**AIM OF THE TASK:** Transcribe the records below exactly.

(Stored entries)

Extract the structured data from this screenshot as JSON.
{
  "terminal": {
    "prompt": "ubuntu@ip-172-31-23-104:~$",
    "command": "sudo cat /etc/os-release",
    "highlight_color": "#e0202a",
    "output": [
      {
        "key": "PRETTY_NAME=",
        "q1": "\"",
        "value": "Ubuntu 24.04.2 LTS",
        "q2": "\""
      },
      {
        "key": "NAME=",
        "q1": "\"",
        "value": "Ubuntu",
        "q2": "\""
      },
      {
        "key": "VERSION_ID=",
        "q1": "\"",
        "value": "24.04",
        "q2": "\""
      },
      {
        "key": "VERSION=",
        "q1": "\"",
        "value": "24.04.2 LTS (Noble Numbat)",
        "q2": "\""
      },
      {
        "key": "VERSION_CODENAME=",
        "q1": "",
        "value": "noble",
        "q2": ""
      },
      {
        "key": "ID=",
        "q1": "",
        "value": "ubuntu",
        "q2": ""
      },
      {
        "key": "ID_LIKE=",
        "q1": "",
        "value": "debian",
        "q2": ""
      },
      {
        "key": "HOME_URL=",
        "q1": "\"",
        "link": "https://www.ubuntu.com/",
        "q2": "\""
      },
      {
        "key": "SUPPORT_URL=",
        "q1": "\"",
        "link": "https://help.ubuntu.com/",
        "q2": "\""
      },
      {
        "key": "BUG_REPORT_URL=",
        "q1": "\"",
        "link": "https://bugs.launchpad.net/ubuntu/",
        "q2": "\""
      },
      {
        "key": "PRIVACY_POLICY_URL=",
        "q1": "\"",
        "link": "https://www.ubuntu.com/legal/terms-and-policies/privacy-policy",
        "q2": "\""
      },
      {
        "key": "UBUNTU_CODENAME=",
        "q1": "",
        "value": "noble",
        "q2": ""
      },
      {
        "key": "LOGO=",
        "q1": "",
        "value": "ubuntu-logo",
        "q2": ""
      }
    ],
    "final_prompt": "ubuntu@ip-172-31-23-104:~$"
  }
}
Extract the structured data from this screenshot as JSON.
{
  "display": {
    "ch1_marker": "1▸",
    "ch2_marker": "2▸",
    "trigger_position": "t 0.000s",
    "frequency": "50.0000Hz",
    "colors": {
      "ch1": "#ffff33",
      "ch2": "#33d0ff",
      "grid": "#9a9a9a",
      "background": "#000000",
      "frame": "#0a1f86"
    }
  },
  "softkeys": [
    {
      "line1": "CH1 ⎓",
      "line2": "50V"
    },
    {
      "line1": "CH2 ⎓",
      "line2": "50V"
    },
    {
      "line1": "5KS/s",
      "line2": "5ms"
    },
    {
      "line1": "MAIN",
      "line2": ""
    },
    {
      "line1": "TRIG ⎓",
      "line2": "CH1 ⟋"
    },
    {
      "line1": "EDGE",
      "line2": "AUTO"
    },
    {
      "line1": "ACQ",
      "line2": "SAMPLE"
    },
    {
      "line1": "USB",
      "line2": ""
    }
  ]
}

**OUTPUT OF THE TASK:**
Extract the structured data from this screenshot as JSON.
{
  "terminal": {
    "prompt": "ubuntu@ip-172-31-23-104:~$",
    "command": "sudo cat /etc/os-release",
    "highlight_color": "#e0202a",
    "output": [
      {
        "key": "PRETTY_NAME=",
        "q1": "\"",
        "value": "Ubuntu 24.04.2 LTS",
        "q2": "\""
      },
      {
        "key": "NAME=",
        "q1": "\"",
        "value": "Ubuntu",
        "q2": "\""
      },
      {
        "key": "VERSION_ID=",
        "q1": "\"",
        "value": "24.04",
        "q2": "\""
      },
      {
        "key": "VERSION=",
        "q1": "\"",
        "value": "24.04.2 LTS (Noble Numbat)",
        "q2": "\""
      },
      {
        "key": "VERSION_CODENAME=",
        "q1": "",
        "value": "noble",
        "q2": ""
      },
      {
        "key": "ID=",
        "q1": "",
        "value": "ubuntu",
        "q2": ""
      },
      {
        "key": "ID_LIKE=",
        "q1": "",
        "value": "debian",
        "q2": ""
      },
      {
        "key": "HOME_URL=",
        "q1": "\"",
        "link": "https://www.ubuntu.com/",
        "q2": "\""
      },
      {
        "key": "SUPPORT_URL=",
        "q1": "\"",
        "link": "https://help.ubuntu.com/",
        "q2": "\""
      },
      {
        "key": "BUG_REPORT_URL=",
        "q1": "\"",
        "link": "https://bugs.launchpad.net/ubuntu/",
        "q2": "\""
      },
      {
        "key": "PRIVACY_POLICY_URL=",
        "q1": "\"",
        "link": "https://www.ubuntu.com/legal/terms-and-policies/privacy-policy",
        "q2": "\""
      },
      {
        "key": "UBUNTU_CODENAME=",
        "q1": "",
        "value": "noble",
        "q2": ""
      },
      {
        "key": "LOGO=",
        "q1": "",
        "value": "ubuntu-logo",
        "q2": ""
      }
    ],
    "final_prompt": "ubuntu@ip-172-31-23-104:~$"
  }
}
Extract the structured data from this screenshot as JSON.
{
  "display": {
    "ch1_marker": "1▸",
    "ch2_marker": "2▸",
    "trigger_position": "t 0.000s",
    "frequency": "50.0000Hz",
    "colors": {
      "ch1": "#ffff33",
      "ch2": "#33d0ff",
      "grid": "#9a9a9a",
      "background": "#000000",
      "frame": "#0a1f86"
    }
  },
  "softkeys": [
    {
      "line1": "CH1 ⎓",
      "line2": "50V"
    },
    {
      "line1": "CH2 ⎓",
      "line2": "50V"
    },
    {
      "line1": "5KS/s",
      "line2": "5ms"
    },
    {
      "line1": "MAIN",
      "line2": ""
    },
    {
      "line1": "TRIG ⎓",
      "line2": "CH1 ⟋"
    },
    {
      "line1": "EDGE",
      "line2": "AUTO"
    },
    {
      "line1": "ACQ",
      "line2": "SAMPLE"
    },
    {
      "line1": "USB",
      "line2": ""
    }
  ]
}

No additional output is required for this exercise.